== PROBLEM STATEMENT ==
Skip the pictures. Copy all the rest of the records down exactly.

:: STORED DATA

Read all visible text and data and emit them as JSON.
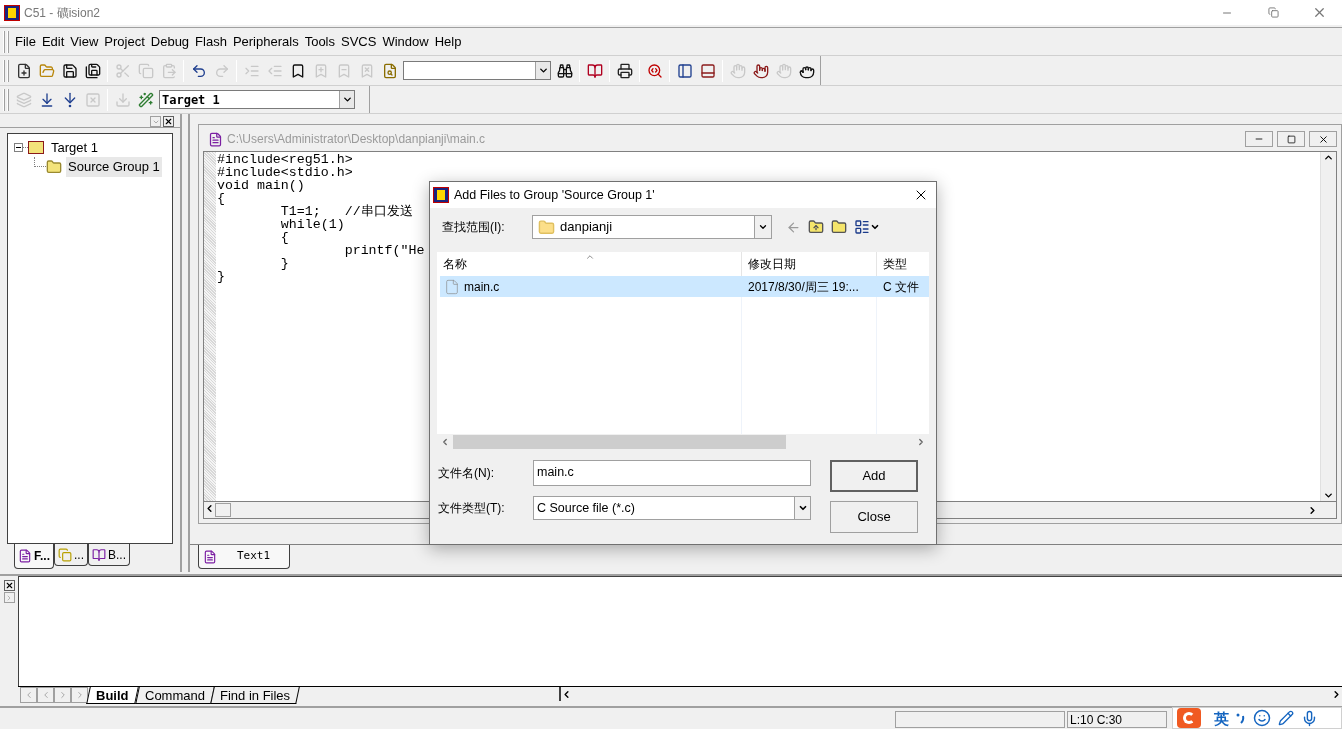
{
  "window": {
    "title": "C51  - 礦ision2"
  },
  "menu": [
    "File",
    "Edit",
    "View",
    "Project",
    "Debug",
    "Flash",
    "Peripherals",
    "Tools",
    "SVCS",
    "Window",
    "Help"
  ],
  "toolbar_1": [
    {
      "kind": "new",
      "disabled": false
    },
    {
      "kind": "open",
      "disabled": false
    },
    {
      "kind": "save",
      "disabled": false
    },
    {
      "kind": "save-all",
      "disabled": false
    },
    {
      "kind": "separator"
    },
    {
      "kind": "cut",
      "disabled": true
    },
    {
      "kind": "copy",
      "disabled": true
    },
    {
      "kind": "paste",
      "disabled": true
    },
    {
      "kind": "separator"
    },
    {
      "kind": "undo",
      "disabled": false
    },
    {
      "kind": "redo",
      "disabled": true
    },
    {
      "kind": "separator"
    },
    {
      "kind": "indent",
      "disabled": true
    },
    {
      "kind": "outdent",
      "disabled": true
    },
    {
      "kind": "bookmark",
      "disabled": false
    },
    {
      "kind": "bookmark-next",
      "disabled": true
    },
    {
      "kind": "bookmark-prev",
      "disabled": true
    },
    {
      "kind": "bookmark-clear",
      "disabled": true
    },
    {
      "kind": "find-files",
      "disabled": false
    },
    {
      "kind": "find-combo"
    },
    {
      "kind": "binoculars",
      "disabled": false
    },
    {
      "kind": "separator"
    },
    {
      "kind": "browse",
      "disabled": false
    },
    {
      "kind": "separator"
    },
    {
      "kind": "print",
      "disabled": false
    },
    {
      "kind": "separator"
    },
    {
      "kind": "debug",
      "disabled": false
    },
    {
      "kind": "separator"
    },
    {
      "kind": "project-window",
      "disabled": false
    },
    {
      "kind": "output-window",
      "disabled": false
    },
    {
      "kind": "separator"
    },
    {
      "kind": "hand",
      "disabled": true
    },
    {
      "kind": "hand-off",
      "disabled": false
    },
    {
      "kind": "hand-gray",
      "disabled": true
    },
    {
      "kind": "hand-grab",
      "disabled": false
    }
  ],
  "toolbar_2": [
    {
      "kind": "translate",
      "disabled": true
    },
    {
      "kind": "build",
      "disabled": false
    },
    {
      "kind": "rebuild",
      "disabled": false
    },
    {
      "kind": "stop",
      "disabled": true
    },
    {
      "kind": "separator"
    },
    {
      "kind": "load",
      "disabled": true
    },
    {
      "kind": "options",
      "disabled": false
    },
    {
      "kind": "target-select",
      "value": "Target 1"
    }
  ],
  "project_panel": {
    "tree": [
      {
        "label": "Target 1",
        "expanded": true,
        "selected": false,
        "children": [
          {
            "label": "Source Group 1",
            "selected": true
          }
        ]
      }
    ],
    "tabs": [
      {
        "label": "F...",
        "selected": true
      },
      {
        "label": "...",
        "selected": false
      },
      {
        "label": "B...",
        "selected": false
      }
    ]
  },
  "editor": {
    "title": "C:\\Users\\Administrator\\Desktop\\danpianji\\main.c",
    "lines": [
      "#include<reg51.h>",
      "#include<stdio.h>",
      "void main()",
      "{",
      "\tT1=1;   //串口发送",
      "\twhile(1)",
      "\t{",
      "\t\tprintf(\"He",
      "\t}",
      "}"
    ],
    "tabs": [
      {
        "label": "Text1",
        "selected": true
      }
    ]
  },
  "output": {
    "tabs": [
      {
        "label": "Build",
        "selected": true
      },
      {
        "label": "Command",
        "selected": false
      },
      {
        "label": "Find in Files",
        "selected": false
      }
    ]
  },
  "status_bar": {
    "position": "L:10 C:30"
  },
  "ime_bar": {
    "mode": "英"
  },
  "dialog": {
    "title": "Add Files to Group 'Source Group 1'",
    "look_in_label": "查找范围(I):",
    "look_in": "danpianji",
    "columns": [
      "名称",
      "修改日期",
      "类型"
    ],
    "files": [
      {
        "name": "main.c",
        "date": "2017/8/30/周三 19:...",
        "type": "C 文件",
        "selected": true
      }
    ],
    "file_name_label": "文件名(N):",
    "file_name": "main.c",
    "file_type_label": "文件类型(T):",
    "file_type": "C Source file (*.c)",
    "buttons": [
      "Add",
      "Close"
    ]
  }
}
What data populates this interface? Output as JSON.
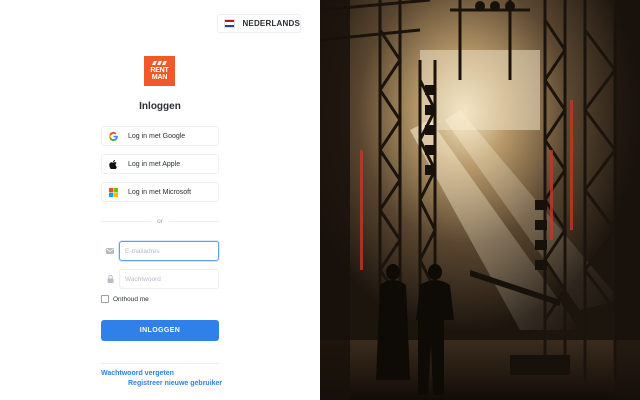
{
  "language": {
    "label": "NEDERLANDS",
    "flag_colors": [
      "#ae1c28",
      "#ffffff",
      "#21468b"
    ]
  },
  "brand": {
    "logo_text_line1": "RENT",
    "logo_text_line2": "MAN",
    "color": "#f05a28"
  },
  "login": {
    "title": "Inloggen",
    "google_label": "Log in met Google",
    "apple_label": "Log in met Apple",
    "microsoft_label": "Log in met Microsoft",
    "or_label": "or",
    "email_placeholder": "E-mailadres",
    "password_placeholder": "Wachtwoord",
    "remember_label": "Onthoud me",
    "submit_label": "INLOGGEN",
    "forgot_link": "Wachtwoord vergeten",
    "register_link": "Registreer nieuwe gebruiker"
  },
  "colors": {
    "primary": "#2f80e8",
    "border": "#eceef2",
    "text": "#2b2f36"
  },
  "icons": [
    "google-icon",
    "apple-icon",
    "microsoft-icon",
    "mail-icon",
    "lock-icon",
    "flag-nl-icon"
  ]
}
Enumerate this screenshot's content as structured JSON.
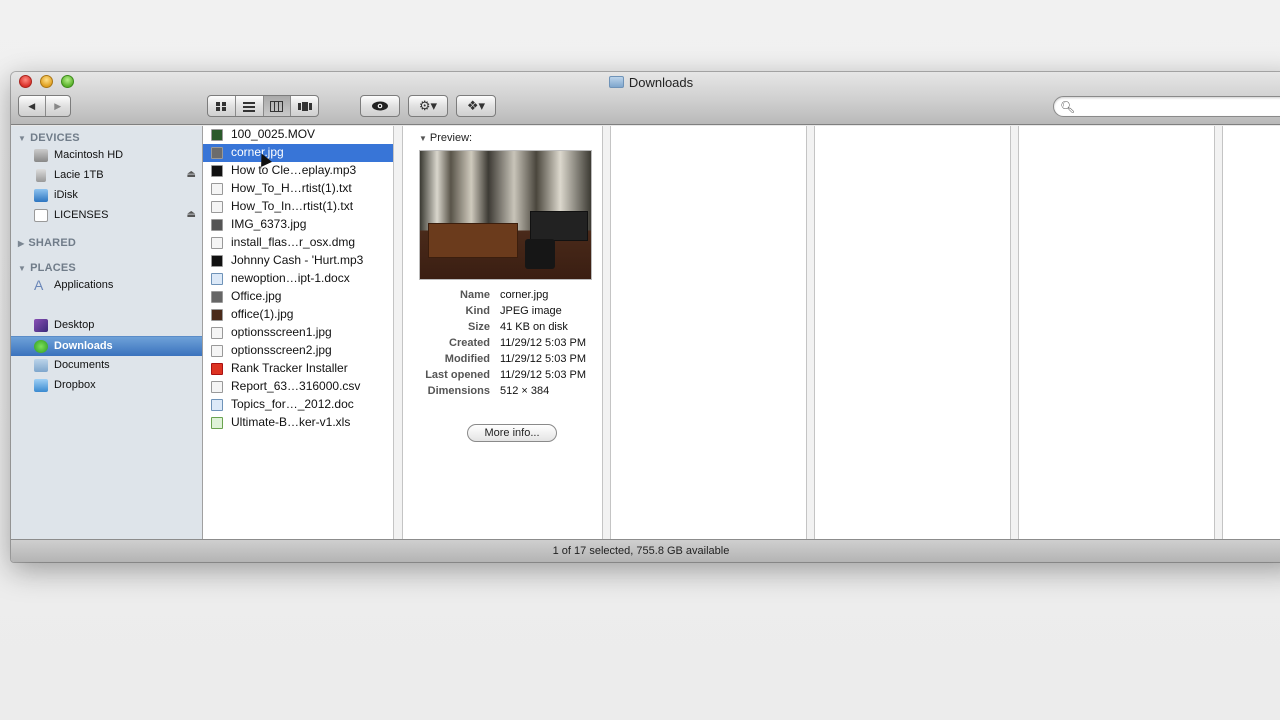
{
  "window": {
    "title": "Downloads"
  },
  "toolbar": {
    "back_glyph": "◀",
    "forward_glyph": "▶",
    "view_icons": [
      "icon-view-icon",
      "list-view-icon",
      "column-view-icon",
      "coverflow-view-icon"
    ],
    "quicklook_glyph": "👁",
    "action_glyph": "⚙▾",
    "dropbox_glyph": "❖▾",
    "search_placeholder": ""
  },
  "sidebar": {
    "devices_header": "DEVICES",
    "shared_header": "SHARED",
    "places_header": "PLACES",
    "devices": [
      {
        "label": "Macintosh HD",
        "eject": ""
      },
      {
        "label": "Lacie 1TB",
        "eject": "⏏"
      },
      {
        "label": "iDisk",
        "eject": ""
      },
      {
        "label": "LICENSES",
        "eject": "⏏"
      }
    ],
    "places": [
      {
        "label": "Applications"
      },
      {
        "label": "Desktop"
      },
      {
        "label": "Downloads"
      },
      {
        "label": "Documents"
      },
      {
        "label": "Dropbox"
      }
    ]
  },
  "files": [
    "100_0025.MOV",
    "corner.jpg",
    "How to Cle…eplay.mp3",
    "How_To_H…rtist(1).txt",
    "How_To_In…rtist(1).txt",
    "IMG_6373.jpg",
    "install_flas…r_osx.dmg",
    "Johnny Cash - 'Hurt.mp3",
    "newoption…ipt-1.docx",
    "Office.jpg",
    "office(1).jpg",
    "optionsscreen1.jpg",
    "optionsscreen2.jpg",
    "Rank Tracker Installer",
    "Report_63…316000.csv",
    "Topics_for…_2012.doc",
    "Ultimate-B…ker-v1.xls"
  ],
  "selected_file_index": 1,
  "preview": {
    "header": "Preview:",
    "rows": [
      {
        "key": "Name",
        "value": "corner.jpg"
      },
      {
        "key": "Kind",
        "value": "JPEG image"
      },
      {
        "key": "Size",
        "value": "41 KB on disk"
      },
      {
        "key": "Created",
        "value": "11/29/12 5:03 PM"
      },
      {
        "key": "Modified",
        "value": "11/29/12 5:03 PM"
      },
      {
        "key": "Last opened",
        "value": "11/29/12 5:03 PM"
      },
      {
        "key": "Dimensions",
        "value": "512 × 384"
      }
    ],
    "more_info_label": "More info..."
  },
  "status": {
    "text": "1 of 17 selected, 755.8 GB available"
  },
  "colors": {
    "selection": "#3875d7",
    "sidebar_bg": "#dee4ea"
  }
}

::::

== OUTPUT FOR THIS EXERCISE ==
Read all visible text and data and emit them as JSON.
{
  "window": {
    "title": "C51  - 礦ision2"
  },
  "menu": [
    "File",
    "Edit",
    "View",
    "Project",
    "Debug",
    "Flash",
    "Peripherals",
    "Tools",
    "SVCS",
    "Window",
    "Help"
  ],
  "toolbar_1": [
    {
      "kind": "new",
      "disabled": false
    },
    {
      "kind": "open",
      "disabled": false
    },
    {
      "kind": "save",
      "disabled": false
    },
    {
      "kind": "save-all",
      "disabled": false
    },
    {
      "kind": "separator"
    },
    {
      "kind": "cut",
      "disabled": true
    },
    {
      "kind": "copy",
      "disabled": true
    },
    {
      "kind": "paste",
      "disabled": true
    },
    {
      "kind": "separator"
    },
    {
      "kind": "undo",
      "disabled": false
    },
    {
      "kind": "redo",
      "disabled": true
    },
    {
      "kind": "separator"
    },
    {
      "kind": "indent",
      "disabled": true
    },
    {
      "kind": "outdent",
      "disabled": true
    },
    {
      "kind": "bookmark",
      "disabled": false
    },
    {
      "kind": "bookmark-next",
      "disabled": true
    },
    {
      "kind": "bookmark-prev",
      "disabled": true
    },
    {
      "kind": "bookmark-clear",
      "disabled": true
    },
    {
      "kind": "find-files",
      "disabled": false
    },
    {
      "kind": "find-combo"
    },
    {
      "kind": "binoculars",
      "disabled": false
    },
    {
      "kind": "separator"
    },
    {
      "kind": "browse",
      "disabled": false
    },
    {
      "kind": "separator"
    },
    {
      "kind": "print",
      "disabled": false
    },
    {
      "kind": "separator"
    },
    {
      "kind": "debug",
      "disabled": false
    },
    {
      "kind": "separator"
    },
    {
      "kind": "project-window",
      "disabled": false
    },
    {
      "kind": "output-window",
      "disabled": false
    },
    {
      "kind": "separator"
    },
    {
      "kind": "hand",
      "disabled": true
    },
    {
      "kind": "hand-off",
      "disabled": false
    },
    {
      "kind": "hand-gray",
      "disabled": true
    },
    {
      "kind": "hand-grab",
      "disabled": false
    }
  ],
  "toolbar_2": [
    {
      "kind": "translate",
      "disabled": true
    },
    {
      "kind": "build",
      "disabled": false
    },
    {
      "kind": "rebuild",
      "disabled": false
    },
    {
      "kind": "stop",
      "disabled": true
    },
    {
      "kind": "separator"
    },
    {
      "kind": "load",
      "disabled": true
    },
    {
      "kind": "options",
      "disabled": false
    },
    {
      "kind": "target-select",
      "value": "Target 1"
    }
  ],
  "project_panel": {
    "tree": [
      {
        "label": "Target 1",
        "expanded": true,
        "selected": false,
        "children": [
          {
            "label": "Source Group 1",
            "selected": true
          }
        ]
      }
    ],
    "tabs": [
      {
        "label": "F...",
        "selected": true
      },
      {
        "label": "...",
        "selected": false
      },
      {
        "label": "B...",
        "selected": false
      }
    ]
  },
  "editor": {
    "title": "C:\\Users\\Administrator\\Desktop\\danpianji\\main.c",
    "lines": [
      "#include<reg51.h>",
      "#include<stdio.h>",
      "void main()",
      "{",
      "\tT1=1;   //串口发送",
      "\twhile(1)",
      "\t{",
      "\t\tprintf(\"He",
      "\t}",
      "}"
    ],
    "tabs": [
      {
        "label": "Text1",
        "selected": true
      }
    ]
  },
  "output": {
    "tabs": [
      {
        "label": "Build",
        "selected": true
      },
      {
        "label": "Command",
        "selected": false
      },
      {
        "label": "Find in Files",
        "selected": false
      }
    ]
  },
  "status_bar": {
    "position": "L:10 C:30"
  },
  "ime_bar": {
    "mode": "英"
  },
  "dialog": {
    "title": "Add Files to Group 'Source Group 1'",
    "look_in_label": "查找范围(I):",
    "look_in": "danpianji",
    "columns": [
      "名称",
      "修改日期",
      "类型"
    ],
    "files": [
      {
        "name": "main.c",
        "date": "2017/8/30/周三 19:...",
        "type": "C 文件",
        "selected": true
      }
    ],
    "file_name_label": "文件名(N):",
    "file_name": "main.c",
    "file_type_label": "文件类型(T):",
    "file_type": "C Source file (*.c)",
    "buttons": [
      "Add",
      "Close"
    ]
  }
}
What data populates this interface? Output as JSON.
{
  "language": {
    "label": "NEDERLANDS",
    "flag_colors": [
      "#ae1c28",
      "#ffffff",
      "#21468b"
    ]
  },
  "brand": {
    "logo_text_line1": "RENT",
    "logo_text_line2": "MAN",
    "color": "#f05a28"
  },
  "login": {
    "title": "Inloggen",
    "google_label": "Log in met Google",
    "apple_label": "Log in met Apple",
    "microsoft_label": "Log in met Microsoft",
    "or_label": "or",
    "email_placeholder": "E-mailadres",
    "password_placeholder": "Wachtwoord",
    "remember_label": "Onthoud me",
    "submit_label": "INLOGGEN",
    "forgot_link": "Wachtwoord vergeten",
    "register_link": "Registreer nieuwe gebruiker"
  },
  "colors": {
    "primary": "#2f80e8",
    "border": "#eceef2",
    "text": "#2b2f36"
  },
  "icons": [
    "google-icon",
    "apple-icon",
    "microsoft-icon",
    "mail-icon",
    "lock-icon",
    "flag-nl-icon"
  ]
}
Enumerate this screenshot's content as structured JSON.
{
  "window": {
    "title": "Downloads"
  },
  "toolbar": {
    "back_glyph": "◀",
    "forward_glyph": "▶",
    "view_icons": [
      "icon-view-icon",
      "list-view-icon",
      "column-view-icon",
      "coverflow-view-icon"
    ],
    "quicklook_glyph": "👁",
    "action_glyph": "⚙▾",
    "dropbox_glyph": "❖▾",
    "search_placeholder": ""
  },
  "sidebar": {
    "devices_header": "DEVICES",
    "shared_header": "SHARED",
    "places_header": "PLACES",
    "devices": [
      {
        "label": "Macintosh HD",
        "eject": ""
      },
      {
        "label": "Lacie 1TB",
        "eject": "⏏"
      },
      {
        "label": "iDisk",
        "eject": ""
      },
      {
        "label": "LICENSES",
        "eject": "⏏"
      }
    ],
    "places": [
      {
        "label": "Applications"
      },
      {
        "label": "Desktop"
      },
      {
        "label": "Downloads"
      },
      {
        "label": "Documents"
      },
      {
        "label": "Dropbox"
      }
    ]
  },
  "files": [
    "100_0025.MOV",
    "corner.jpg",
    "How to Cle…eplay.mp3",
    "How_To_H…rtist(1).txt",
    "How_To_In…rtist(1).txt",
    "IMG_6373.jpg",
    "install_flas…r_osx.dmg",
    "Johnny Cash - 'Hurt.mp3",
    "newoption…ipt-1.docx",
    "Office.jpg",
    "office(1).jpg",
    "optionsscreen1.jpg",
    "optionsscreen2.jpg",
    "Rank Tracker Installer",
    "Report_63…316000.csv",
    "Topics_for…_2012.doc",
    "Ultimate-B…ker-v1.xls"
  ],
  "selected_file_index": 1,
  "preview": {
    "header": "Preview:",
    "rows": [
      {
        "key": "Name",
        "value": "corner.jpg"
      },
      {
        "key": "Kind",
        "value": "JPEG image"
      },
      {
        "key": "Size",
        "value": "41 KB on disk"
      },
      {
        "key": "Created",
        "value": "11/29/12 5:03 PM"
      },
      {
        "key": "Modified",
        "value": "11/29/12 5:03 PM"
      },
      {
        "key": "Last opened",
        "value": "11/29/12 5:03 PM"
      },
      {
        "key": "Dimensions",
        "value": "512 × 384"
      }
    ],
    "more_info_label": "More info..."
  },
  "status": {
    "text": "1 of 17 selected, 755.8 GB available"
  },
  "colors": {
    "selection": "#3875d7",
    "sidebar_bg": "#dee4ea"
  }
}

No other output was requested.